● **OBJECTIVE**
Each line below is to be written out in full, exactly as shown.
——————————
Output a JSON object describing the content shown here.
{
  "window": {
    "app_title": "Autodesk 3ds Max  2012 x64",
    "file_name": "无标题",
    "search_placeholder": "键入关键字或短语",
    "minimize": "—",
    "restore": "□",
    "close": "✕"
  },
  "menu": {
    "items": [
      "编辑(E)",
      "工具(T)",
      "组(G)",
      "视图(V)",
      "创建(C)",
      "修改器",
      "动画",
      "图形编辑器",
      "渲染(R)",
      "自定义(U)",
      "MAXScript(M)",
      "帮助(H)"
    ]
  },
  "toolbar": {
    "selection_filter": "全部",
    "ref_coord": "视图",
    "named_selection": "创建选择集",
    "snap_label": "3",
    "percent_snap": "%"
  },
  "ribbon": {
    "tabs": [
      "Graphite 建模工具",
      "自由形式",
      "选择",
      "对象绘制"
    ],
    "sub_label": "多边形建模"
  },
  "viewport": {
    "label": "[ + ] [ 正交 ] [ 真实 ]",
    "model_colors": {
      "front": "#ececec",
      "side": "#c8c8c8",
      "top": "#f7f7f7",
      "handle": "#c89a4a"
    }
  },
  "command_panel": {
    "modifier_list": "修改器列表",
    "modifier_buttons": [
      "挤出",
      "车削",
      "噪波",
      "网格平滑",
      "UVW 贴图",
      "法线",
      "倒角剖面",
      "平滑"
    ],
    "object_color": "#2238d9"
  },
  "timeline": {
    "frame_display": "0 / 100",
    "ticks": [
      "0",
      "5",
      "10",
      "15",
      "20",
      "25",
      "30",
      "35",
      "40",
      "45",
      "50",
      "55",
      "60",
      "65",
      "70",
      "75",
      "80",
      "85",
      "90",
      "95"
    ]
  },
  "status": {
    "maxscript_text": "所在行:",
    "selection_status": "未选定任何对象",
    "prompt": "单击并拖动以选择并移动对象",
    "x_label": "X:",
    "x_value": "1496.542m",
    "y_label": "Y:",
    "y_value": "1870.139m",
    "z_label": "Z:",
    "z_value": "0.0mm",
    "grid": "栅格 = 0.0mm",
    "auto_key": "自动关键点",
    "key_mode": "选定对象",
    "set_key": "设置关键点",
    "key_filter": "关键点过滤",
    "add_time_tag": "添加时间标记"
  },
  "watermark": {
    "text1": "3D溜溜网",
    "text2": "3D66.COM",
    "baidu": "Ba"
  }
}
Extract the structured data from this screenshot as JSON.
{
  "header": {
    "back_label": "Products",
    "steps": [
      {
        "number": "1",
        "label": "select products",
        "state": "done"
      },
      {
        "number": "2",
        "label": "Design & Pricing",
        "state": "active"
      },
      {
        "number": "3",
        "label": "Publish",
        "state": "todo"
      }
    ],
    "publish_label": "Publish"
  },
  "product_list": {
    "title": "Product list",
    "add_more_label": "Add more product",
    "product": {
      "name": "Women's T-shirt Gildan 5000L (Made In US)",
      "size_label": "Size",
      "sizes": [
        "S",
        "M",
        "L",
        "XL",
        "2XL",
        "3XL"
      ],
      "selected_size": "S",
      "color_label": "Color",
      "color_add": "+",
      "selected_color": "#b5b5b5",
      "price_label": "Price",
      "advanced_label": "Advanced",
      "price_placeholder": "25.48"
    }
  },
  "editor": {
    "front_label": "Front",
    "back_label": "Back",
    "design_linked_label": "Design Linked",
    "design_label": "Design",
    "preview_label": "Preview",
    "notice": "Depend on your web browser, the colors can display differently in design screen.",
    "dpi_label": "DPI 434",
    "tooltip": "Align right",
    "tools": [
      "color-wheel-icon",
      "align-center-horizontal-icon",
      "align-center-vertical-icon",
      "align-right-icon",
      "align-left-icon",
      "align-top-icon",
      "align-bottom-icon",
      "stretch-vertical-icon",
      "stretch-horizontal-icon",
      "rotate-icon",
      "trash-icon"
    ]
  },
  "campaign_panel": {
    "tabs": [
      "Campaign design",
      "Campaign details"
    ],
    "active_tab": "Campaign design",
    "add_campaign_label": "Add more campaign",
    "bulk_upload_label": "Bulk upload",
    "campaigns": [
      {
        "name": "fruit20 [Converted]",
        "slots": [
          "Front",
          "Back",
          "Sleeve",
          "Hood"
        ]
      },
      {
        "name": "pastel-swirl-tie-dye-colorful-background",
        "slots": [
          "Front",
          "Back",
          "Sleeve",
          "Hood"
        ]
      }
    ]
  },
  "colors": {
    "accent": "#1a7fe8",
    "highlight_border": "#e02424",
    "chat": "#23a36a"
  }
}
——————————
● **RESPONSE**
Output a JSON object describing the content shown here.
{
  "window": {
    "app_title": "Autodesk 3ds Max  2012 x64",
    "file_name": "无标题",
    "search_placeholder": "键入关键字或短语",
    "minimize": "—",
    "restore": "□",
    "close": "✕"
  },
  "menu": {
    "items": [
      "编辑(E)",
      "工具(T)",
      "组(G)",
      "视图(V)",
      "创建(C)",
      "修改器",
      "动画",
      "图形编辑器",
      "渲染(R)",
      "自定义(U)",
      "MAXScript(M)",
      "帮助(H)"
    ]
  },
  "toolbar": {
    "selection_filter": "全部",
    "ref_coord": "视图",
    "named_selection": "创建选择集",
    "snap_label": "3",
    "percent_snap": "%"
  },
  "ribbon": {
    "tabs": [
      "Graphite 建模工具",
      "自由形式",
      "选择",
      "对象绘制"
    ],
    "sub_label": "多边形建模"
  },
  "viewport": {
    "label": "[ + ] [ 正交 ] [ 真实 ]",
    "model_colors": {
      "front": "#ececec",
      "side": "#c8c8c8",
      "top": "#f7f7f7",
      "handle": "#c89a4a"
    }
  },
  "command_panel": {
    "modifier_list": "修改器列表",
    "modifier_buttons": [
      "挤出",
      "车削",
      "噪波",
      "网格平滑",
      "UVW 贴图",
      "法线",
      "倒角剖面",
      "平滑"
    ],
    "object_color": "#2238d9"
  },
  "timeline": {
    "frame_display": "0 / 100",
    "ticks": [
      "0",
      "5",
      "10",
      "15",
      "20",
      "25",
      "30",
      "35",
      "40",
      "45",
      "50",
      "55",
      "60",
      "65",
      "70",
      "75",
      "80",
      "85",
      "90",
      "95"
    ]
  },
  "status": {
    "maxscript_text": "所在行:",
    "selection_status": "未选定任何对象",
    "prompt": "单击并拖动以选择并移动对象",
    "x_label": "X:",
    "x_value": "1496.542m",
    "y_label": "Y:",
    "y_value": "1870.139m",
    "z_label": "Z:",
    "z_value": "0.0mm",
    "grid": "栅格 = 0.0mm",
    "auto_key": "自动关键点",
    "key_mode": "选定对象",
    "set_key": "设置关键点",
    "key_filter": "关键点过滤",
    "add_time_tag": "添加时间标记"
  },
  "watermark": {
    "text1": "3D溜溜网",
    "text2": "3D66.COM",
    "baidu": "Ba"
  }
}
Extract the structured data from this screenshot as JSON.
{
  "header": {
    "back_label": "Products",
    "steps": [
      {
        "number": "1",
        "label": "select products",
        "state": "done"
      },
      {
        "number": "2",
        "label": "Design & Pricing",
        "state": "active"
      },
      {
        "number": "3",
        "label": "Publish",
        "state": "todo"
      }
    ],
    "publish_label": "Publish"
  },
  "product_list": {
    "title": "Product list",
    "add_more_label": "Add more product",
    "product": {
      "name": "Women's T-shirt Gildan 5000L (Made In US)",
      "size_label": "Size",
      "sizes": [
        "S",
        "M",
        "L",
        "XL",
        "2XL",
        "3XL"
      ],
      "selected_size": "S",
      "color_label": "Color",
      "color_add": "+",
      "selected_color": "#b5b5b5",
      "price_label": "Price",
      "advanced_label": "Advanced",
      "price_placeholder": "25.48"
    }
  },
  "editor": {
    "front_label": "Front",
    "back_label": "Back",
    "design_linked_label": "Design Linked",
    "design_label": "Design",
    "preview_label": "Preview",
    "notice": "Depend on your web browser, the colors can display differently in design screen.",
    "dpi_label": "DPI 434",
    "tooltip": "Align right",
    "tools": [
      "color-wheel-icon",
      "align-center-horizontal-icon",
      "align-center-vertical-icon",
      "align-right-icon",
      "align-left-icon",
      "align-top-icon",
      "align-bottom-icon",
      "stretch-vertical-icon",
      "stretch-horizontal-icon",
      "rotate-icon",
      "trash-icon"
    ]
  },
  "campaign_panel": {
    "tabs": [
      "Campaign design",
      "Campaign details"
    ],
    "active_tab": "Campaign design",
    "add_campaign_label": "Add more campaign",
    "bulk_upload_label": "Bulk upload",
    "campaigns": [
      {
        "name": "fruit20 [Converted]",
        "slots": [
          "Front",
          "Back",
          "Sleeve",
          "Hood"
        ]
      },
      {
        "name": "pastel-swirl-tie-dye-colorful-background",
        "slots": [
          "Front",
          "Back",
          "Sleeve",
          "Hood"
        ]
      }
    ]
  },
  "colors": {
    "accent": "#1a7fe8",
    "highlight_border": "#e02424",
    "chat": "#23a36a"
  }
}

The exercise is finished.